● TASK STATEMENT: Copy every one of the following rows word for word, with no changes.

Spatial annotation records
# # # #
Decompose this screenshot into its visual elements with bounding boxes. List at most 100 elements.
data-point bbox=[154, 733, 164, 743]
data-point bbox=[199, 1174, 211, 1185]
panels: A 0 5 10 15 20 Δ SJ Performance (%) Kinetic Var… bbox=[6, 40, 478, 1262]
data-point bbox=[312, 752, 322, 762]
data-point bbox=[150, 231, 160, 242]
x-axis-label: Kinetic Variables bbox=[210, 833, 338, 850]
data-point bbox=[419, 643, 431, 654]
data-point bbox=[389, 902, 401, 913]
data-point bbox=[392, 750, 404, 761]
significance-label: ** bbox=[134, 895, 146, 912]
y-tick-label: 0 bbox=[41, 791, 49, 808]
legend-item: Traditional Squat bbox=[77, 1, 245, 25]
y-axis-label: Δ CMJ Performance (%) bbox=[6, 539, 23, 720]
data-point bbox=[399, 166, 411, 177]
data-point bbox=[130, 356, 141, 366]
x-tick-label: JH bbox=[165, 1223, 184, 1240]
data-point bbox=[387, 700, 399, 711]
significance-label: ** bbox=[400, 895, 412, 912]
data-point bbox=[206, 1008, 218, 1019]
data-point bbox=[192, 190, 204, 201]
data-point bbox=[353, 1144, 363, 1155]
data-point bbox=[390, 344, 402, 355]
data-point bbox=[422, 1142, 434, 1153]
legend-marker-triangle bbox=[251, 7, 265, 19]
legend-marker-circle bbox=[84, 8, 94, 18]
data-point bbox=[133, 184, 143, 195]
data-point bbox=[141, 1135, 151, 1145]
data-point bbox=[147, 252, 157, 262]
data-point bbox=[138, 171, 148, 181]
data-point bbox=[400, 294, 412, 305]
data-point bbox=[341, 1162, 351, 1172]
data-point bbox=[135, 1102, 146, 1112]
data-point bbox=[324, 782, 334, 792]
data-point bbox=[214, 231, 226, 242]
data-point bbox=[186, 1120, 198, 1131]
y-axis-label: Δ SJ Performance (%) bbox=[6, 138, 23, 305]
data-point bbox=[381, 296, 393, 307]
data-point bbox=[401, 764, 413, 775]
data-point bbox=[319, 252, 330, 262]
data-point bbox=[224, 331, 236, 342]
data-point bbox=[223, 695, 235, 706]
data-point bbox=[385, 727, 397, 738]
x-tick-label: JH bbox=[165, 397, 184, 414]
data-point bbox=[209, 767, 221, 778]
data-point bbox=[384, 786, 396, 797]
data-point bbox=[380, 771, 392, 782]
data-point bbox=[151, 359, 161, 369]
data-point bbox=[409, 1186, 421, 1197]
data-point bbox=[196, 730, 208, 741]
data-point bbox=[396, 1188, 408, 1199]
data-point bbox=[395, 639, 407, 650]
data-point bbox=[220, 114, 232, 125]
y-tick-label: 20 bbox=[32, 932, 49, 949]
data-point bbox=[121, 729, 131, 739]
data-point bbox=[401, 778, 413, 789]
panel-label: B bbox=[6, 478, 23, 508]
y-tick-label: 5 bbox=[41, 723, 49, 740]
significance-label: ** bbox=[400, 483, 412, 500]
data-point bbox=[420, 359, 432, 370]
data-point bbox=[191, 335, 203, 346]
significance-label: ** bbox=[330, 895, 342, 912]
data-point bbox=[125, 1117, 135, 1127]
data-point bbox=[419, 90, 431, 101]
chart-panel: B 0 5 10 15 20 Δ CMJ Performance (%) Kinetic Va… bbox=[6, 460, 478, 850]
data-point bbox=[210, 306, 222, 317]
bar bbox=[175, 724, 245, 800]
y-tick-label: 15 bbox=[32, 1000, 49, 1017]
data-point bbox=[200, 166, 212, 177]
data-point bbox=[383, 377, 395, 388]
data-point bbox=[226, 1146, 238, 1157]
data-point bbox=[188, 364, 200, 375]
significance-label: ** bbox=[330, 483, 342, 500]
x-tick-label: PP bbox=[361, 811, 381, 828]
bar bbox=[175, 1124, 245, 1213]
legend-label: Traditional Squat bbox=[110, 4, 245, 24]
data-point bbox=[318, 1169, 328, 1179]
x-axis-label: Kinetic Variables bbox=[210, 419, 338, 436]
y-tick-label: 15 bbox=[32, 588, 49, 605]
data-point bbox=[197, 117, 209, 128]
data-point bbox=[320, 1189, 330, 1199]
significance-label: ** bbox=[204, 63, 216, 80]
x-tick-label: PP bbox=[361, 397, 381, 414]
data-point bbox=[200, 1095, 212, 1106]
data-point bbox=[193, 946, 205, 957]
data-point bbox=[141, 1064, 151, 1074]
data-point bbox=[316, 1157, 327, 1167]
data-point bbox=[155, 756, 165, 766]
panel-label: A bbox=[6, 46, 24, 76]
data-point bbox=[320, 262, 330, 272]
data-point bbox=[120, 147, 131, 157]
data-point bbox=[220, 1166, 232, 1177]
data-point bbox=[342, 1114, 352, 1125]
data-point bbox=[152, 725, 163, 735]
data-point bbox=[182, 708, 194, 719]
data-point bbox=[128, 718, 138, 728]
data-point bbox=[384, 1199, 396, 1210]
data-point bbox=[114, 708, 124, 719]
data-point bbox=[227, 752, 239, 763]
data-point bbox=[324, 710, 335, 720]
# # # #
● EXERCISE RESPONSE:
Decompose this screenshot into its visual elements with bounding boxes. List at most 100 elements.
data-point bbox=[154, 733, 164, 743]
data-point bbox=[199, 1174, 211, 1185]
panels: A 0 5 10 15 20 Δ SJ Performance (%) Kinetic Var… bbox=[6, 40, 478, 1262]
data-point bbox=[312, 752, 322, 762]
data-point bbox=[150, 231, 160, 242]
x-axis-label: Kinetic Variables bbox=[210, 833, 338, 850]
data-point bbox=[419, 643, 431, 654]
data-point bbox=[389, 902, 401, 913]
data-point bbox=[392, 750, 404, 761]
significance-label: ** bbox=[134, 895, 146, 912]
y-tick-label: 0 bbox=[41, 791, 49, 808]
legend-item: Traditional Squat bbox=[77, 1, 245, 25]
y-axis-label: Δ CMJ Performance (%) bbox=[6, 539, 23, 720]
data-point bbox=[399, 166, 411, 177]
data-point bbox=[130, 356, 141, 366]
x-tick-label: JH bbox=[165, 1223, 184, 1240]
data-point bbox=[387, 700, 399, 711]
significance-label: ** bbox=[400, 895, 412, 912]
data-point bbox=[206, 1008, 218, 1019]
data-point bbox=[192, 190, 204, 201]
data-point bbox=[353, 1144, 363, 1155]
data-point bbox=[390, 344, 402, 355]
data-point bbox=[422, 1142, 434, 1153]
legend-marker-triangle bbox=[251, 7, 265, 19]
legend-marker-circle bbox=[84, 8, 94, 18]
data-point bbox=[133, 184, 143, 195]
data-point bbox=[141, 1135, 151, 1145]
data-point bbox=[147, 252, 157, 262]
data-point bbox=[138, 171, 148, 181]
data-point bbox=[400, 294, 412, 305]
data-point bbox=[341, 1162, 351, 1172]
data-point bbox=[135, 1102, 146, 1112]
data-point bbox=[324, 782, 334, 792]
data-point bbox=[214, 231, 226, 242]
data-point bbox=[186, 1120, 198, 1131]
y-axis-label: Δ SJ Performance (%) bbox=[6, 138, 23, 305]
data-point bbox=[381, 296, 393, 307]
data-point bbox=[401, 764, 413, 775]
data-point bbox=[319, 252, 330, 262]
data-point bbox=[224, 331, 236, 342]
data-point bbox=[223, 695, 235, 706]
data-point bbox=[385, 727, 397, 738]
x-tick-label: JH bbox=[165, 397, 184, 414]
data-point bbox=[209, 767, 221, 778]
data-point bbox=[384, 786, 396, 797]
data-point bbox=[380, 771, 392, 782]
data-point bbox=[151, 359, 161, 369]
data-point bbox=[409, 1186, 421, 1197]
data-point bbox=[196, 730, 208, 741]
data-point bbox=[396, 1188, 408, 1199]
data-point bbox=[395, 639, 407, 650]
data-point bbox=[220, 114, 232, 125]
y-tick-label: 20 bbox=[32, 932, 49, 949]
data-point bbox=[121, 729, 131, 739]
data-point bbox=[401, 778, 413, 789]
panel-label: B bbox=[6, 478, 23, 508]
y-tick-label: 5 bbox=[41, 723, 49, 740]
significance-label: ** bbox=[400, 483, 412, 500]
data-point bbox=[420, 359, 432, 370]
data-point bbox=[191, 335, 203, 346]
significance-label: ** bbox=[330, 895, 342, 912]
data-point bbox=[125, 1117, 135, 1127]
data-point bbox=[419, 90, 431, 101]
chart-panel: B 0 5 10 15 20 Δ CMJ Performance (%) Kinetic Va… bbox=[6, 460, 478, 850]
data-point bbox=[210, 306, 222, 317]
bar bbox=[175, 724, 245, 800]
y-tick-label: 15 bbox=[32, 1000, 49, 1017]
data-point bbox=[200, 166, 212, 177]
data-point bbox=[383, 377, 395, 388]
data-point bbox=[226, 1146, 238, 1157]
data-point bbox=[188, 364, 200, 375]
significance-label: ** bbox=[330, 483, 342, 500]
x-tick-label: PP bbox=[361, 811, 381, 828]
bar bbox=[175, 1124, 245, 1213]
legend-label: Traditional Squat bbox=[110, 4, 245, 24]
data-point bbox=[318, 1169, 328, 1179]
x-axis-label: Kinetic Variables bbox=[210, 419, 338, 436]
y-tick-label: 15 bbox=[32, 588, 49, 605]
data-point bbox=[197, 117, 209, 128]
data-point bbox=[320, 1189, 330, 1199]
significance-label: ** bbox=[204, 63, 216, 80]
x-tick-label: PP bbox=[361, 397, 381, 414]
data-point bbox=[200, 1095, 212, 1106]
data-point bbox=[193, 946, 205, 957]
data-point bbox=[141, 1064, 151, 1074]
data-point bbox=[316, 1157, 327, 1167]
data-point bbox=[155, 756, 165, 766]
panel-label: A bbox=[6, 46, 24, 76]
data-point bbox=[320, 262, 330, 272]
data-point bbox=[120, 147, 131, 157]
data-point bbox=[220, 1166, 232, 1177]
data-point bbox=[342, 1114, 352, 1125]
data-point bbox=[152, 725, 163, 735]
data-point bbox=[182, 708, 194, 719]
data-point bbox=[128, 718, 138, 728]
data-point bbox=[384, 1199, 396, 1210]
data-point bbox=[114, 708, 124, 719]
data-point bbox=[227, 752, 239, 763]
data-point bbox=[324, 710, 335, 720]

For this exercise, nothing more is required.